__Set task__
Locate each line of the material that contains the word "holes" and copy it.

== Data shown ==

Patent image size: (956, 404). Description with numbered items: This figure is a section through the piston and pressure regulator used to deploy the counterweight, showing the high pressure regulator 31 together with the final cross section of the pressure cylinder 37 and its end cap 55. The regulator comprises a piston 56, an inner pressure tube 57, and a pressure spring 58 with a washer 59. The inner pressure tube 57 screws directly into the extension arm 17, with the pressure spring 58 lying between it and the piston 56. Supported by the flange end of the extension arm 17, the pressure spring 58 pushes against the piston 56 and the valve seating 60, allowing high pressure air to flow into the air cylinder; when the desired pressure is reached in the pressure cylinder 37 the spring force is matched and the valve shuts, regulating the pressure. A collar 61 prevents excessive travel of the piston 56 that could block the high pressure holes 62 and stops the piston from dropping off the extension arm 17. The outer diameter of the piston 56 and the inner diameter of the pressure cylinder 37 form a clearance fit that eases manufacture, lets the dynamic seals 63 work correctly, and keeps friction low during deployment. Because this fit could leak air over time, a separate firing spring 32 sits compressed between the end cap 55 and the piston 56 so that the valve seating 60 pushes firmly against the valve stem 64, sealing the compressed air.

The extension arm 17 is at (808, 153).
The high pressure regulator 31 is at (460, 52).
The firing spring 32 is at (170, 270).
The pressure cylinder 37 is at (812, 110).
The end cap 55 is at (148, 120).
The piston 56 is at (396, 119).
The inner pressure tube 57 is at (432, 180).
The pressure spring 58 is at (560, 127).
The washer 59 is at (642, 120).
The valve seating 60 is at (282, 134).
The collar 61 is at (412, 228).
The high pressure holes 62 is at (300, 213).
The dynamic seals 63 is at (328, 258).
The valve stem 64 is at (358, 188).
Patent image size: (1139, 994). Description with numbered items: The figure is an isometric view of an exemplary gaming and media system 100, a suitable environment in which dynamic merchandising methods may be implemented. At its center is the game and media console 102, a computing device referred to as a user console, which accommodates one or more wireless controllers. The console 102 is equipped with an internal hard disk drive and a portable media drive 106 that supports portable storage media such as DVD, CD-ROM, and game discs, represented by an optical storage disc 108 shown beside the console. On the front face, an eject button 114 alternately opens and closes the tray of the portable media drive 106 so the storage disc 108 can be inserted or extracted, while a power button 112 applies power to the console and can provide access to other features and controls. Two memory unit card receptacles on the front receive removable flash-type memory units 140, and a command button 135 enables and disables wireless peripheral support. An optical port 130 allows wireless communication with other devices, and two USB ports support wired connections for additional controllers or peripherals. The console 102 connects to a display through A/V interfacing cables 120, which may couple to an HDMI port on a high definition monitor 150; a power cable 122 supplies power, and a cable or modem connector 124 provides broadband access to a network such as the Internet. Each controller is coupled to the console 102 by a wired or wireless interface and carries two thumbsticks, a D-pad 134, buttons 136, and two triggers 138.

===

__Solution__
Patent image size: (956, 404). Description with numbered items: This figure is a section through the piston and pressure regulator used to deploy the counterweight, showing the high pressure regulator 31 together with the final cross section of the pressure cylinder 37 and its end cap 55. The regulator comprises a piston 56, an inner pressure tube 57, and a pressure spring 58 with a washer 59. The inner pressure tube 57 screws directly into the extension arm 17, with the pressure spring 58 lying between it and the piston 56. Supported by the flange end of the extension arm 17, the pressure spring 58 pushes against the piston 56 and the valve seating 60, allowing high pressure air to flow into the air cylinder; when the desired pressure is reached in the pressure cylinder 37 the spring force is matched and the valve shuts, regulating the pressure. A collar 61 prevents excessive travel of the piston 56 that could block the high pressure holes 62 and stops the piston from dropping off the extension arm 17. The outer diameter of the piston 56 and the inner diameter of the pressure cylinder 37 form a clearance fit that eases manufacture, lets the dynamic seals 63 work correctly, and keeps friction low during deployment. Because this fit could leak air over time, a separate firing spring 32 sits compressed between the end cap 55 and the piston 56 so that the valve seating 60 pushes firmly against the valve stem 64, sealing the compressed air.
The high pressure holes 62 is at (300, 213).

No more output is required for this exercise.